Task to complete
What is the number of lines in the entries that include the word "JSON"? Respond with the number only.

***** Dataset

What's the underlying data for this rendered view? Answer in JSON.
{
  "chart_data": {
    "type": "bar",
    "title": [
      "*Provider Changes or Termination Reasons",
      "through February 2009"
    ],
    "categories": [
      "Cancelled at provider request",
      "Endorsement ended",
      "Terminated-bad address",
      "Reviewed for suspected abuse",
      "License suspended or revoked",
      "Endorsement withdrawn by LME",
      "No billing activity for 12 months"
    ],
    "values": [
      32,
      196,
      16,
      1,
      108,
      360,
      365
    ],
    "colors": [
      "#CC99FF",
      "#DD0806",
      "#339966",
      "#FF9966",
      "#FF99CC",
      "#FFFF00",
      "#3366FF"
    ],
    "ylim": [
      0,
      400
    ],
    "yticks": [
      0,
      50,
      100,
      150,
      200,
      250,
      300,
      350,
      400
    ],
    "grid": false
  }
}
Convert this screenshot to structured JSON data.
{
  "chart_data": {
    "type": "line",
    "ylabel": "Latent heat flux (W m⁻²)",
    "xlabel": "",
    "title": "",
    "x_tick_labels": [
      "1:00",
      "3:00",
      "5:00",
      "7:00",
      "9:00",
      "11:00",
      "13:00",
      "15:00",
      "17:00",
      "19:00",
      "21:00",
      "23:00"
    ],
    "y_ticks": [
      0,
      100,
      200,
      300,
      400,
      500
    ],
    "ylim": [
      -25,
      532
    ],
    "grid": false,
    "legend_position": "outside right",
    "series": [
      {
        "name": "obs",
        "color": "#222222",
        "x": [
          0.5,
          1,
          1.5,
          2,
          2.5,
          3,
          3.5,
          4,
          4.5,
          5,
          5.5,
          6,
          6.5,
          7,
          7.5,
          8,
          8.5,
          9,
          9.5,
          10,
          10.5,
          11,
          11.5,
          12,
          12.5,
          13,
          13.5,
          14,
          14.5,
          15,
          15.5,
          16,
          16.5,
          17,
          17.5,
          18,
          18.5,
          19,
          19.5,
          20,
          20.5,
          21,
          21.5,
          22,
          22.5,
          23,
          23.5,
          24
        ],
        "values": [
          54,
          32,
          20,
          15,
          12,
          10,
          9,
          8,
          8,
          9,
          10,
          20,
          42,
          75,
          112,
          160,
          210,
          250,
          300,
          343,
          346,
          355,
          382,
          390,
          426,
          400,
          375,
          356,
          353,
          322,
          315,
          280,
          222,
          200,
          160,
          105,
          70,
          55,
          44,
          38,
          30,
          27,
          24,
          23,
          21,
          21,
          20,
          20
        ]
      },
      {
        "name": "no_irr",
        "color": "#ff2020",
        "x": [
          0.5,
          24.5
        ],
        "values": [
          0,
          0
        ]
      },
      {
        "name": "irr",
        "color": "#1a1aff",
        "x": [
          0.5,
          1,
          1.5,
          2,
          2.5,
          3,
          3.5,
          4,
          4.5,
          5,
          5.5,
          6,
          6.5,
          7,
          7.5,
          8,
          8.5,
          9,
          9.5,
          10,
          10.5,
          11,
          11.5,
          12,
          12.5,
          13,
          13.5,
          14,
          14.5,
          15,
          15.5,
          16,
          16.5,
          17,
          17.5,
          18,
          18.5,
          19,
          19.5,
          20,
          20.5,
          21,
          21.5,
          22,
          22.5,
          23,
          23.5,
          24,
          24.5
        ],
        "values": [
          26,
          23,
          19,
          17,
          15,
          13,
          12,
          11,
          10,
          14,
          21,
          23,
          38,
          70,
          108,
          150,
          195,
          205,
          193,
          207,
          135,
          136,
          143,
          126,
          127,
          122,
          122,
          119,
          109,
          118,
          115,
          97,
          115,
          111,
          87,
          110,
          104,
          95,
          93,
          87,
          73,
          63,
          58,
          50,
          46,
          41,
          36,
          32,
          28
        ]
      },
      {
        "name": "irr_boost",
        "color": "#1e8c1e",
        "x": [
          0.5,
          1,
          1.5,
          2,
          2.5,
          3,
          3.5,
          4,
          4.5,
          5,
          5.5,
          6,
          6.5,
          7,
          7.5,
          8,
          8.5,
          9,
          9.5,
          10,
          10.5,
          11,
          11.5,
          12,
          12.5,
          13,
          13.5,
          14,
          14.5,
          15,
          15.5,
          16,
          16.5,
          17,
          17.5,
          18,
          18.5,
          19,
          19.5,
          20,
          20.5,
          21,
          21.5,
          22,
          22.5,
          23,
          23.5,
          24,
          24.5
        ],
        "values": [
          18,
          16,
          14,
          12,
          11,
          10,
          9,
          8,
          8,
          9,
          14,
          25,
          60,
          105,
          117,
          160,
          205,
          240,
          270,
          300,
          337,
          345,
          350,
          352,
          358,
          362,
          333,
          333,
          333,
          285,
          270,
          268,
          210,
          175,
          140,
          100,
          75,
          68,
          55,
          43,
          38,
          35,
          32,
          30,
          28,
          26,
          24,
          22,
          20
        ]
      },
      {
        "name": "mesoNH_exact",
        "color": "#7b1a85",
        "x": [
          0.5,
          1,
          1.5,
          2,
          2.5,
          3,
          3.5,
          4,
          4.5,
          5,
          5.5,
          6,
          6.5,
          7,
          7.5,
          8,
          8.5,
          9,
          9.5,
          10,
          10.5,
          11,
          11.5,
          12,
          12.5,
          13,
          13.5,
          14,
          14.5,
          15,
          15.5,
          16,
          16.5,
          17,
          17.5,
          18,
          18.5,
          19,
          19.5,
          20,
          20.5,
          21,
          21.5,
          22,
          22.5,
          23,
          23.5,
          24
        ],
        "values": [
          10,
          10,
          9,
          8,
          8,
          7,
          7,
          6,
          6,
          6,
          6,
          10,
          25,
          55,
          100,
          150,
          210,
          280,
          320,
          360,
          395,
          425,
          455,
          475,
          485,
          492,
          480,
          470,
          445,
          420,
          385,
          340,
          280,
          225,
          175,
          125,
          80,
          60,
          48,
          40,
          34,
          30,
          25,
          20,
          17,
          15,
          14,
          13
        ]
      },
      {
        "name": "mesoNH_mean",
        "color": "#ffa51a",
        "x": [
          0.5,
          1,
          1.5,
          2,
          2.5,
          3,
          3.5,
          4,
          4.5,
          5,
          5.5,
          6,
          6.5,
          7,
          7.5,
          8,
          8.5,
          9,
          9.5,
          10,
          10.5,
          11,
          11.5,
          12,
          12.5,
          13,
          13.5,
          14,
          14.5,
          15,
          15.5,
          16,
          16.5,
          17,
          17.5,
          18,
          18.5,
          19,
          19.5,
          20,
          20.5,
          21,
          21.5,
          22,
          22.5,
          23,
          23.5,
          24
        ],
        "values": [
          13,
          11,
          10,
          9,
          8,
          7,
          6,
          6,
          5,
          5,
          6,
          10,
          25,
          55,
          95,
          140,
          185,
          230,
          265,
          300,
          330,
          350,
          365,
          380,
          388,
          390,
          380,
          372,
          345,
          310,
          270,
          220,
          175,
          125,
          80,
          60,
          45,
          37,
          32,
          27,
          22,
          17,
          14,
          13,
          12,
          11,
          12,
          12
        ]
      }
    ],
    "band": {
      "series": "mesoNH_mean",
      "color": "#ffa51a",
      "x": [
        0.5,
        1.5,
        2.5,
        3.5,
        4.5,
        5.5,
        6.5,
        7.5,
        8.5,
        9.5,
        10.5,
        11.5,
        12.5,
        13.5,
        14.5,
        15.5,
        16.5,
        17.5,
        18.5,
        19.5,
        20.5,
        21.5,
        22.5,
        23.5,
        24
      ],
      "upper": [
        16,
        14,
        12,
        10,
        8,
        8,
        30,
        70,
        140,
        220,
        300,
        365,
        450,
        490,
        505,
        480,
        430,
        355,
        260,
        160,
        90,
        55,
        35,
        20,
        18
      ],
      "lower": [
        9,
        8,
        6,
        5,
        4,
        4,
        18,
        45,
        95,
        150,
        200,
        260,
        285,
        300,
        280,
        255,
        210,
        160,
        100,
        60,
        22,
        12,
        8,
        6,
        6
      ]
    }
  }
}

**********

Written solution
2